Aim of the exercise:
Tally up how many lines in the listing below contain the string "ylabel", and give only the total.

>> Begin Data to use

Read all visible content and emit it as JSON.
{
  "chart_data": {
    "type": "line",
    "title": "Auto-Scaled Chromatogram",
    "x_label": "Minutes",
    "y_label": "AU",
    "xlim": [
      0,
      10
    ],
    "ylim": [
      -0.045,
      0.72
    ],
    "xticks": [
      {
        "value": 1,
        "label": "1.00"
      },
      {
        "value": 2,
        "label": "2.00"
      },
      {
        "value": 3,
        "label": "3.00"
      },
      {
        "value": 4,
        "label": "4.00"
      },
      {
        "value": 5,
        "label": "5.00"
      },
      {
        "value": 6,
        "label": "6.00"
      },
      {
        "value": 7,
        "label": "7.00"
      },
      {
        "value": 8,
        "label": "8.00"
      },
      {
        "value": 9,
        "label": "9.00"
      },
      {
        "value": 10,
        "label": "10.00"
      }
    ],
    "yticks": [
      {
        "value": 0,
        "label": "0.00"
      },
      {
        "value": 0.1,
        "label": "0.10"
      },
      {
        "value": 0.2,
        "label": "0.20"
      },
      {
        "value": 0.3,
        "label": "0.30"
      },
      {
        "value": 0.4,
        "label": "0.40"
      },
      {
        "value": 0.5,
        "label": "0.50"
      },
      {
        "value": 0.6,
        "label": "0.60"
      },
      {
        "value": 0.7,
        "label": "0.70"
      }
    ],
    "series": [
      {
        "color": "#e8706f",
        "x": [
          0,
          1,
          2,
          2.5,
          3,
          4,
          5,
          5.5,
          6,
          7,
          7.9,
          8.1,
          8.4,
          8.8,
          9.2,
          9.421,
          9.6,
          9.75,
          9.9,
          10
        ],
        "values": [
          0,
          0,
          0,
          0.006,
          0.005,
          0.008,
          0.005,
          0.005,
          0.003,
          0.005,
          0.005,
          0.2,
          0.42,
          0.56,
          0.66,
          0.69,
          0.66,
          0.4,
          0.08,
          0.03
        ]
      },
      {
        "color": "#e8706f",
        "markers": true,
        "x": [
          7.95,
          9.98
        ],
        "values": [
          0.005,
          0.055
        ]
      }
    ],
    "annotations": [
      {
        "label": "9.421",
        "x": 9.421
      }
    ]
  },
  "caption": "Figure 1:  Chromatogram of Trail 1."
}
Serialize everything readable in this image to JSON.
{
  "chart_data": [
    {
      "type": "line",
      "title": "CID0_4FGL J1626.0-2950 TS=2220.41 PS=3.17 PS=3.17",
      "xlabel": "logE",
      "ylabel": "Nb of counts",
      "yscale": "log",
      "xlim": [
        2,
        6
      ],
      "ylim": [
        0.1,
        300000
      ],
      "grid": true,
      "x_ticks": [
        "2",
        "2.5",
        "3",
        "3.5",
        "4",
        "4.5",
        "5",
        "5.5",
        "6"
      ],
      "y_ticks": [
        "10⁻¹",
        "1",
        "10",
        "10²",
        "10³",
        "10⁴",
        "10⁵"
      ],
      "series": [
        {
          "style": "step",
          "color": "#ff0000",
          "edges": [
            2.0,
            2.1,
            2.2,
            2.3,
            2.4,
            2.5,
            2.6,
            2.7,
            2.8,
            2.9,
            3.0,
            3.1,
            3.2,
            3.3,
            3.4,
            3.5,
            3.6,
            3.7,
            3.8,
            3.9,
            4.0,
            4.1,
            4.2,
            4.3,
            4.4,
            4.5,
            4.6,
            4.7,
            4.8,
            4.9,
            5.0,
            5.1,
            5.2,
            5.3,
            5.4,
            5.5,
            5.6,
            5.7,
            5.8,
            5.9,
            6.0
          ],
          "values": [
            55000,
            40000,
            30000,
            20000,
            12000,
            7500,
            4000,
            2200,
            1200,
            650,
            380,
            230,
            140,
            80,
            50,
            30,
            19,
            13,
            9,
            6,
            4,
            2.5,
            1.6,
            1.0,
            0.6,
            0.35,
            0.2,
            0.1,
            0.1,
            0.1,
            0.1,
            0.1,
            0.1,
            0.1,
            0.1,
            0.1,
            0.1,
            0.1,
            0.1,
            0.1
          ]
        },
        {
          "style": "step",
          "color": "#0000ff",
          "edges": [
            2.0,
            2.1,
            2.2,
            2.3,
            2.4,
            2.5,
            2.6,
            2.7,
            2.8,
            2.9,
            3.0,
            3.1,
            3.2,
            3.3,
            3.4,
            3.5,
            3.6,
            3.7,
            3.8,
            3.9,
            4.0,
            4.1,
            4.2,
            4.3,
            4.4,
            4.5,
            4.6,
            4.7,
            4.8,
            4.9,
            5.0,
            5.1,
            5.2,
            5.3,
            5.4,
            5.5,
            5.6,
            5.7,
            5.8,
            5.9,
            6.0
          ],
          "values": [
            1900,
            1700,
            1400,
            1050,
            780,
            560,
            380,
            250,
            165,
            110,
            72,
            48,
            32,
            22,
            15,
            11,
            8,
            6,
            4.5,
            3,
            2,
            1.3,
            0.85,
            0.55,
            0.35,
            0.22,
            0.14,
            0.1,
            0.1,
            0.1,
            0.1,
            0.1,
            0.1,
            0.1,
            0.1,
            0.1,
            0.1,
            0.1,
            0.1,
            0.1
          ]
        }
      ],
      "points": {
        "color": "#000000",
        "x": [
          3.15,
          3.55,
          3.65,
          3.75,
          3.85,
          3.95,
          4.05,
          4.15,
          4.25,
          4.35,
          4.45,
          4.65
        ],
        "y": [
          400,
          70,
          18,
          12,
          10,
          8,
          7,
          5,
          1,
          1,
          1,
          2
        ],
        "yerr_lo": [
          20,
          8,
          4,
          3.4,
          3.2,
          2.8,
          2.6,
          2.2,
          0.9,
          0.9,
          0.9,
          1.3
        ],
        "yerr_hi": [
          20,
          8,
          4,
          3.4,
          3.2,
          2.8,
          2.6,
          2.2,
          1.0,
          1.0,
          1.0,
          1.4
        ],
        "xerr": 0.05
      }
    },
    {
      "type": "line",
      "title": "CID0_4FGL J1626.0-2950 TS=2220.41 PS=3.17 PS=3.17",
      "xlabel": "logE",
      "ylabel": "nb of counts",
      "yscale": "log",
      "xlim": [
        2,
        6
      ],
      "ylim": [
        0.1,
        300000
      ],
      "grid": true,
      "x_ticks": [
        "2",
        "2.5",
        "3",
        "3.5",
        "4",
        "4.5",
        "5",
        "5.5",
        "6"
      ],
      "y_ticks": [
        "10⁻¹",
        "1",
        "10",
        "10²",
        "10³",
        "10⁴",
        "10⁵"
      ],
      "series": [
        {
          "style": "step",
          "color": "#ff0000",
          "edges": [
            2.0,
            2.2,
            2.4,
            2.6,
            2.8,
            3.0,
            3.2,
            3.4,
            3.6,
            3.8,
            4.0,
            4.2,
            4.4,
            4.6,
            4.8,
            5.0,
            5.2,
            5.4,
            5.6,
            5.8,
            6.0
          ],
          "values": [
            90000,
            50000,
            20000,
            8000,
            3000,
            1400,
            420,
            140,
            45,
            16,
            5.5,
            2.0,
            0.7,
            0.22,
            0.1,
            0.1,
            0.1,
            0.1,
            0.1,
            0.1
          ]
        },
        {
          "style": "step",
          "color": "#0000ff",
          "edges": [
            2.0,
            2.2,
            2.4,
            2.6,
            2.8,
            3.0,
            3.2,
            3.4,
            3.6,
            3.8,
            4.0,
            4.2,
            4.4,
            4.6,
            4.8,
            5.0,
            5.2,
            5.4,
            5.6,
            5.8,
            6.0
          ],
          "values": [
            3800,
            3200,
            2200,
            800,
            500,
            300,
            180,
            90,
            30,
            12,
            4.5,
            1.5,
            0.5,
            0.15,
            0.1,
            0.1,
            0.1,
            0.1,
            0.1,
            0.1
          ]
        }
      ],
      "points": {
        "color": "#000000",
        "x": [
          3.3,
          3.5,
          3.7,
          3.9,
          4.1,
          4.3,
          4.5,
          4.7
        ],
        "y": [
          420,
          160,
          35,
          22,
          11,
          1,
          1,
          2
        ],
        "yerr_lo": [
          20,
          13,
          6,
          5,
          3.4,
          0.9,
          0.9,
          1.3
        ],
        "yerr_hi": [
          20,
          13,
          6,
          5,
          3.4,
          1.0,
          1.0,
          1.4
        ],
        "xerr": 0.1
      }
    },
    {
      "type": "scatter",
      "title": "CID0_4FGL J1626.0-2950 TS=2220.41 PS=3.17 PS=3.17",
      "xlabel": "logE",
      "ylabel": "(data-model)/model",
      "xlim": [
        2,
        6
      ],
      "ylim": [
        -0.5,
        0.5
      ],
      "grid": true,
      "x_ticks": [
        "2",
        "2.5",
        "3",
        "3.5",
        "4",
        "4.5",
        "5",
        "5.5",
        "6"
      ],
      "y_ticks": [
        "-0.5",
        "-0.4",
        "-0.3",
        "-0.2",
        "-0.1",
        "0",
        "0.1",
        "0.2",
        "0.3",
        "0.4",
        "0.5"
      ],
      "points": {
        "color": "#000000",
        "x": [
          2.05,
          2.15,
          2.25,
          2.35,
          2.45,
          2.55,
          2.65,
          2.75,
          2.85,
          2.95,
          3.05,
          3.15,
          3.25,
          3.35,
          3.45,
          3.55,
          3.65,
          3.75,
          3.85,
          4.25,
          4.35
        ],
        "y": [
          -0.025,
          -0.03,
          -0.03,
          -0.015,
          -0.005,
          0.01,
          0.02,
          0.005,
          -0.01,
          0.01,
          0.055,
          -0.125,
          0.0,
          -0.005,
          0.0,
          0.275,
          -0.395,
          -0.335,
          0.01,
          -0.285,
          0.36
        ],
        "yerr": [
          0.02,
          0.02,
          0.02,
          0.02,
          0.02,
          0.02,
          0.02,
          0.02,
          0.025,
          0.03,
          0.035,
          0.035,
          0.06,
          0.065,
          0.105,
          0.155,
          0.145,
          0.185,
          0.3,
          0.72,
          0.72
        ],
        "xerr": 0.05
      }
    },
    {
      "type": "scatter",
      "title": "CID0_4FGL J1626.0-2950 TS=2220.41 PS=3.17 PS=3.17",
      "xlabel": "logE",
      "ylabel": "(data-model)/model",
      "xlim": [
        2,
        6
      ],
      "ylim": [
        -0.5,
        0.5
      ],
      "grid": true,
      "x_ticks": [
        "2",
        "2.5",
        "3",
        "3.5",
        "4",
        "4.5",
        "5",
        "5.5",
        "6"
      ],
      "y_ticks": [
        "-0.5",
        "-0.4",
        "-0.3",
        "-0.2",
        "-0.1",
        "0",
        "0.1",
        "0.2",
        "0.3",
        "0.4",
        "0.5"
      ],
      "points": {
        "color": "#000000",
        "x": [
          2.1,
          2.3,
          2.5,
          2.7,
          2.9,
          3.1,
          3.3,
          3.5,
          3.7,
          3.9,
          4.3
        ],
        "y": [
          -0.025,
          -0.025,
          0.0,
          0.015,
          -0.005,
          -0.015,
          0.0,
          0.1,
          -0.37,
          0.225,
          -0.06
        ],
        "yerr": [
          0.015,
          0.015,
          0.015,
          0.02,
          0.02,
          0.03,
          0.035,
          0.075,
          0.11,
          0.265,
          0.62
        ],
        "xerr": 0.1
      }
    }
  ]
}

>> End Data to use

Answer to the problem:
4